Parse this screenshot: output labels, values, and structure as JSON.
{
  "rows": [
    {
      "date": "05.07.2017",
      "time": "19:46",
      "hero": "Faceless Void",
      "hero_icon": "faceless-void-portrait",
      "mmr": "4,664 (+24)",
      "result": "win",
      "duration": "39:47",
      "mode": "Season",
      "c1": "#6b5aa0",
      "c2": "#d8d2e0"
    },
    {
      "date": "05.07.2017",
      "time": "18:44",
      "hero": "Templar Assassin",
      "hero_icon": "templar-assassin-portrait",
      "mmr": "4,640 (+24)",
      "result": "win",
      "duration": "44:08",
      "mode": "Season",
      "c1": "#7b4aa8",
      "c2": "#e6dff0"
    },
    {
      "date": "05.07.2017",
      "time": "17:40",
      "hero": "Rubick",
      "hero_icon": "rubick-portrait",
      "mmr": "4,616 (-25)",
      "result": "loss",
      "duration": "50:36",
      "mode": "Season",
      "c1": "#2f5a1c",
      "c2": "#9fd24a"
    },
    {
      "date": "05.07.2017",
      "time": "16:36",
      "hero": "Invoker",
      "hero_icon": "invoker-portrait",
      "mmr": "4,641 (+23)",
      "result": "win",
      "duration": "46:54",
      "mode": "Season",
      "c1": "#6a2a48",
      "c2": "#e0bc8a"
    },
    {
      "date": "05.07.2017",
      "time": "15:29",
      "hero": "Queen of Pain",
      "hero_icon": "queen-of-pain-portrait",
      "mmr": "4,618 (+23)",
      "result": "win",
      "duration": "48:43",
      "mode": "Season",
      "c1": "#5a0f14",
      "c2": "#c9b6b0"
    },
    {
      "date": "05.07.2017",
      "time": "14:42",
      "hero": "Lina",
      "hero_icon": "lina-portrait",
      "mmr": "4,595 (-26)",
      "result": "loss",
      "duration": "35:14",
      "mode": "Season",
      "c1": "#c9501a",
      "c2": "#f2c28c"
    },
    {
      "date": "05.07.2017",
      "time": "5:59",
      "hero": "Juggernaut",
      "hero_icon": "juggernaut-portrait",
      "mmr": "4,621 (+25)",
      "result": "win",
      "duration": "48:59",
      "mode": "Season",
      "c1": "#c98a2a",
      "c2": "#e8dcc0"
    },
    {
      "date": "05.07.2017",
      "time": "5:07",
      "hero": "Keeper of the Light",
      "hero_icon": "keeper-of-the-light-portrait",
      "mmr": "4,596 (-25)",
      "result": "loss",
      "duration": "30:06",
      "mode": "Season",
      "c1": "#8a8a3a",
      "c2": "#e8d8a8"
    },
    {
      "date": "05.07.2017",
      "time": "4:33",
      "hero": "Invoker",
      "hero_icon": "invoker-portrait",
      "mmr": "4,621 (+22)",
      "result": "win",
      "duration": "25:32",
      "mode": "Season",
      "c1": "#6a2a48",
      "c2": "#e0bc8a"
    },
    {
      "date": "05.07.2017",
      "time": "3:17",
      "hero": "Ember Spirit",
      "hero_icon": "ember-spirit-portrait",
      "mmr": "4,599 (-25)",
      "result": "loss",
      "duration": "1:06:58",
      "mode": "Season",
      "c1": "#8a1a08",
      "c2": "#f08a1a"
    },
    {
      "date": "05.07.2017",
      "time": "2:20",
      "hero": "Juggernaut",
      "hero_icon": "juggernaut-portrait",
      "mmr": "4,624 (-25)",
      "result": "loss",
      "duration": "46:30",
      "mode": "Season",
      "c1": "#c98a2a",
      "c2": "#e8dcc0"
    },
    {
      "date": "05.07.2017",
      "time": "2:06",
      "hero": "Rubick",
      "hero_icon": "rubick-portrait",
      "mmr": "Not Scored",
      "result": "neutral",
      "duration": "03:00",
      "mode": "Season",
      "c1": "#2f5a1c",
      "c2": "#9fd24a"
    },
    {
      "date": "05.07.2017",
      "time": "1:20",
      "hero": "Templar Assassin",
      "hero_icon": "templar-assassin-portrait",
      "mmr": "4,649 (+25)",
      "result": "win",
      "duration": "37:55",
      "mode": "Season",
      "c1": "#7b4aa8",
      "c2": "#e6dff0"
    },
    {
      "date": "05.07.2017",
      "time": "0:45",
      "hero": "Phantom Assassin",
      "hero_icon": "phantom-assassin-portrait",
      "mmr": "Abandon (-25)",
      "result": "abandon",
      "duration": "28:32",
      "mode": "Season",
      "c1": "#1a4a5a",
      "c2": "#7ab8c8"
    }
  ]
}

□ □ □ □ □

• _Stated exercise_: Reproduce the listing shown above in its entirety, exactly.

• _Final result_:
Parse this screenshot: output labels, values, and structure as JSON.
{
  "rows": [
    {
      "date": "05.07.2017",
      "time": "19:46",
      "hero": "Faceless Void",
      "hero_icon": "faceless-void-portrait",
      "mmr": "4,664 (+24)",
      "result": "win",
      "duration": "39:47",
      "mode": "Season",
      "c1": "#6b5aa0",
      "c2": "#d8d2e0"
    },
    {
      "date": "05.07.2017",
      "time": "18:44",
      "hero": "Templar Assassin",
      "hero_icon": "templar-assassin-portrait",
      "mmr": "4,640 (+24)",
      "result": "win",
      "duration": "44:08",
      "mode": "Season",
      "c1": "#7b4aa8",
      "c2": "#e6dff0"
    },
    {
      "date": "05.07.2017",
      "time": "17:40",
      "hero": "Rubick",
      "hero_icon": "rubick-portrait",
      "mmr": "4,616 (-25)",
      "result": "loss",
      "duration": "50:36",
      "mode": "Season",
      "c1": "#2f5a1c",
      "c2": "#9fd24a"
    },
    {
      "date": "05.07.2017",
      "time": "16:36",
      "hero": "Invoker",
      "hero_icon": "invoker-portrait",
      "mmr": "4,641 (+23)",
      "result": "win",
      "duration": "46:54",
      "mode": "Season",
      "c1": "#6a2a48",
      "c2": "#e0bc8a"
    },
    {
      "date": "05.07.2017",
      "time": "15:29",
      "hero": "Queen of Pain",
      "hero_icon": "queen-of-pain-portrait",
      "mmr": "4,618 (+23)",
      "result": "win",
      "duration": "48:43",
      "mode": "Season",
      "c1": "#5a0f14",
      "c2": "#c9b6b0"
    },
    {
      "date": "05.07.2017",
      "time": "14:42",
      "hero": "Lina",
      "hero_icon": "lina-portrait",
      "mmr": "4,595 (-26)",
      "result": "loss",
      "duration": "35:14",
      "mode": "Season",
      "c1": "#c9501a",
      "c2": "#f2c28c"
    },
    {
      "date": "05.07.2017",
      "time": "5:59",
      "hero": "Juggernaut",
      "hero_icon": "juggernaut-portrait",
      "mmr": "4,621 (+25)",
      "result": "win",
      "duration": "48:59",
      "mode": "Season",
      "c1": "#c98a2a",
      "c2": "#e8dcc0"
    },
    {
      "date": "05.07.2017",
      "time": "5:07",
      "hero": "Keeper of the Light",
      "hero_icon": "keeper-of-the-light-portrait",
      "mmr": "4,596 (-25)",
      "result": "loss",
      "duration": "30:06",
      "mode": "Season",
      "c1": "#8a8a3a",
      "c2": "#e8d8a8"
    },
    {
      "date": "05.07.2017",
      "time": "4:33",
      "hero": "Invoker",
      "hero_icon": "invoker-portrait",
      "mmr": "4,621 (+22)",
      "result": "win",
      "duration": "25:32",
      "mode": "Season",
      "c1": "#6a2a48",
      "c2": "#e0bc8a"
    },
    {
      "date": "05.07.2017",
      "time": "3:17",
      "hero": "Ember Spirit",
      "hero_icon": "ember-spirit-portrait",
      "mmr": "4,599 (-25)",
      "result": "loss",
      "duration": "1:06:58",
      "mode": "Season",
      "c1": "#8a1a08",
      "c2": "#f08a1a"
    },
    {
      "date": "05.07.2017",
      "time": "2:20",
      "hero": "Juggernaut",
      "hero_icon": "juggernaut-portrait",
      "mmr": "4,624 (-25)",
      "result": "loss",
      "duration": "46:30",
      "mode": "Season",
      "c1": "#c98a2a",
      "c2": "#e8dcc0"
    },
    {
      "date": "05.07.2017",
      "time": "2:06",
      "hero": "Rubick",
      "hero_icon": "rubick-portrait",
      "mmr": "Not Scored",
      "result": "neutral",
      "duration": "03:00",
      "mode": "Season",
      "c1": "#2f5a1c",
      "c2": "#9fd24a"
    },
    {
      "date": "05.07.2017",
      "time": "1:20",
      "hero": "Templar Assassin",
      "hero_icon": "templar-assassin-portrait",
      "mmr": "4,649 (+25)",
      "result": "win",
      "duration": "37:55",
      "mode": "Season",
      "c1": "#7b4aa8",
      "c2": "#e6dff0"
    },
    {
      "date": "05.07.2017",
      "time": "0:45",
      "hero": "Phantom Assassin",
      "hero_icon": "phantom-assassin-portrait",
      "mmr": "Abandon (-25)",
      "result": "abandon",
      "duration": "28:32",
      "mode": "Season",
      "c1": "#1a4a5a",
      "c2": "#7ab8c8"
    }
  ]
}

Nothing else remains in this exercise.